Exercise: Report all lines from the entries below in which "basis" appears.

Data listing:

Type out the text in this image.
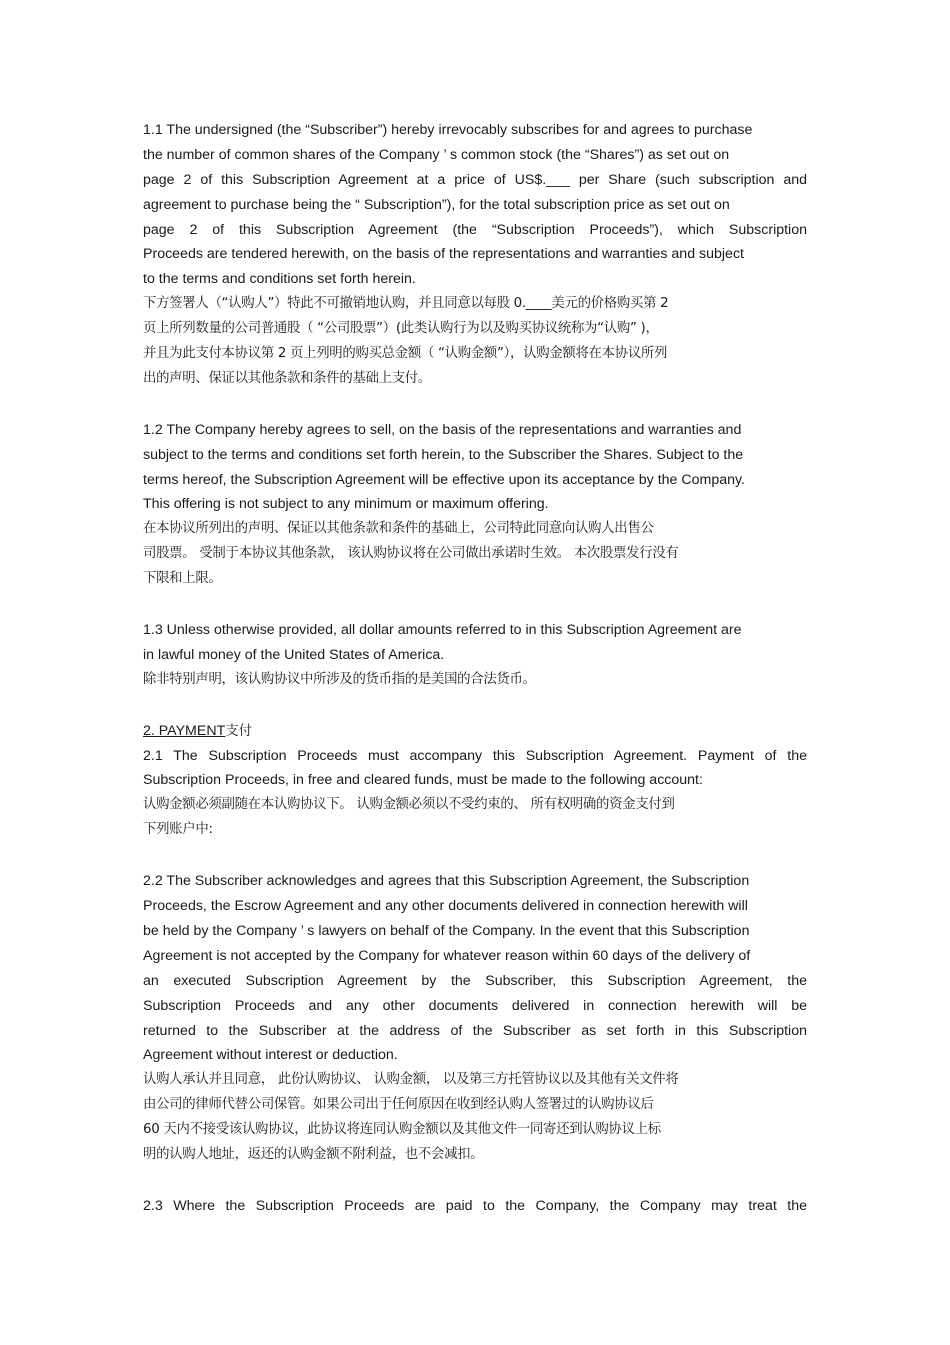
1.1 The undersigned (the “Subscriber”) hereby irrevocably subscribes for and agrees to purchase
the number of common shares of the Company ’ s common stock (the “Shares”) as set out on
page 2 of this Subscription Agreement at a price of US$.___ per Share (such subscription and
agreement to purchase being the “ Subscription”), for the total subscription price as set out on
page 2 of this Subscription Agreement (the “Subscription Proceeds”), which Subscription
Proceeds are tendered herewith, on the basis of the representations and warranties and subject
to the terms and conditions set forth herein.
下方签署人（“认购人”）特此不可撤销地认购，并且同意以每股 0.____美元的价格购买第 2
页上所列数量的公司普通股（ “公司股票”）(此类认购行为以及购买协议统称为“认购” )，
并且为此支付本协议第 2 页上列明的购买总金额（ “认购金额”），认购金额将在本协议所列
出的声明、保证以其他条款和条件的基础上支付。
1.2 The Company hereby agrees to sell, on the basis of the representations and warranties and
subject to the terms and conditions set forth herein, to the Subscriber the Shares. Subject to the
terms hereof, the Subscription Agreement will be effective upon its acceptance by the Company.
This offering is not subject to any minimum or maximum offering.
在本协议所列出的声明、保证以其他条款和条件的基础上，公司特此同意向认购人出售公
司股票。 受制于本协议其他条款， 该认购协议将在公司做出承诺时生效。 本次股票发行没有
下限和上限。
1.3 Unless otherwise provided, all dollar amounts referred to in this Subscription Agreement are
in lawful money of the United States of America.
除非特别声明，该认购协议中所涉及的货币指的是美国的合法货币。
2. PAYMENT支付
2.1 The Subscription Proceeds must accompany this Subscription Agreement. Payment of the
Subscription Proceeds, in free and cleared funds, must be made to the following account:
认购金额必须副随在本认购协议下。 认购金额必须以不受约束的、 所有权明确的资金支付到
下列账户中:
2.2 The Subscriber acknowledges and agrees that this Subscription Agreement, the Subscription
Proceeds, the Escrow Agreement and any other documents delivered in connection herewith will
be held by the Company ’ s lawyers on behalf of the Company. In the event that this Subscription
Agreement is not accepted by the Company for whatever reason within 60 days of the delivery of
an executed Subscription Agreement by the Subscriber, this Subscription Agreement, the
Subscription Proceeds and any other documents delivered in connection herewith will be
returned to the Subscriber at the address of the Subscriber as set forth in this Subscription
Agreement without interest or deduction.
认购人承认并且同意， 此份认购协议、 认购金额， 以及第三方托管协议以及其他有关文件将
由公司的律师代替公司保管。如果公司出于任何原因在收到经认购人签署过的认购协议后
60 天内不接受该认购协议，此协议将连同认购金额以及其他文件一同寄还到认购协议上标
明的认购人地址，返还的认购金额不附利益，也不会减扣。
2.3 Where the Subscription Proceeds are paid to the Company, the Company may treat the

---

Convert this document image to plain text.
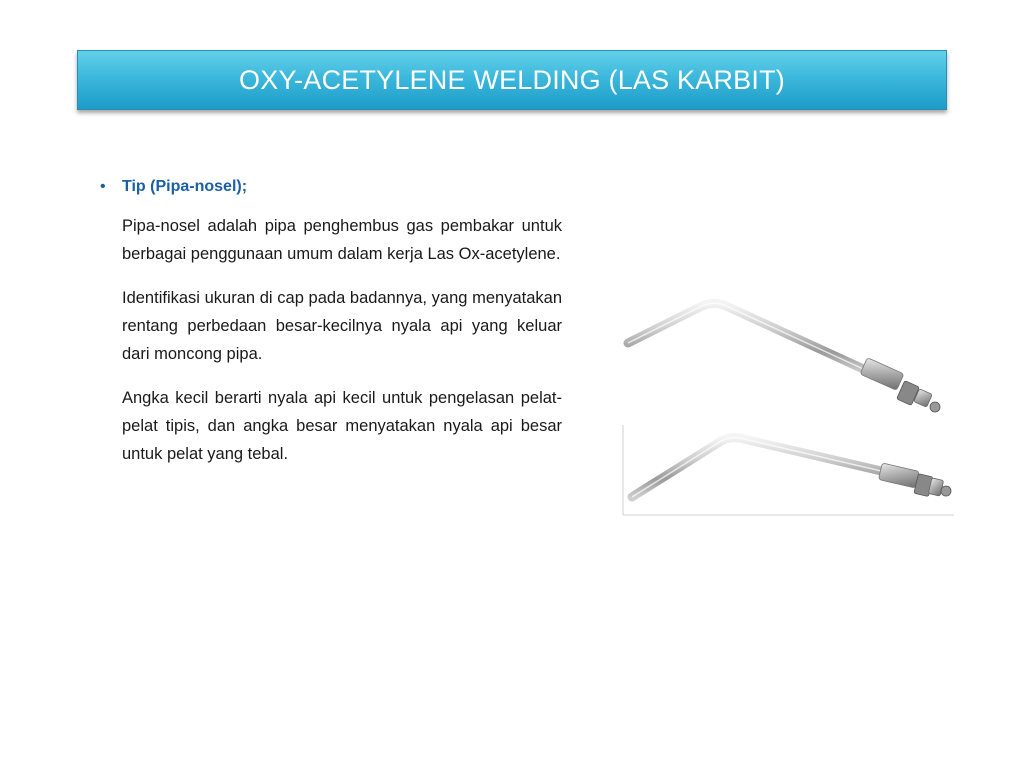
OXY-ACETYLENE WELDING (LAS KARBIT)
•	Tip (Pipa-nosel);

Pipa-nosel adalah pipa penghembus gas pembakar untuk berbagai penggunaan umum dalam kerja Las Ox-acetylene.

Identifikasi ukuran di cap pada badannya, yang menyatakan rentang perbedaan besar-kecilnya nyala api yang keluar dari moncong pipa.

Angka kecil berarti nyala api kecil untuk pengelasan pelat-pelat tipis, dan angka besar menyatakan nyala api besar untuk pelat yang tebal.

Final answer:
Proceeds are tendered herewith, on the basis of the representations and warranties and subject
1.2 The Company hereby agrees to sell, on the basis of the representations and warranties and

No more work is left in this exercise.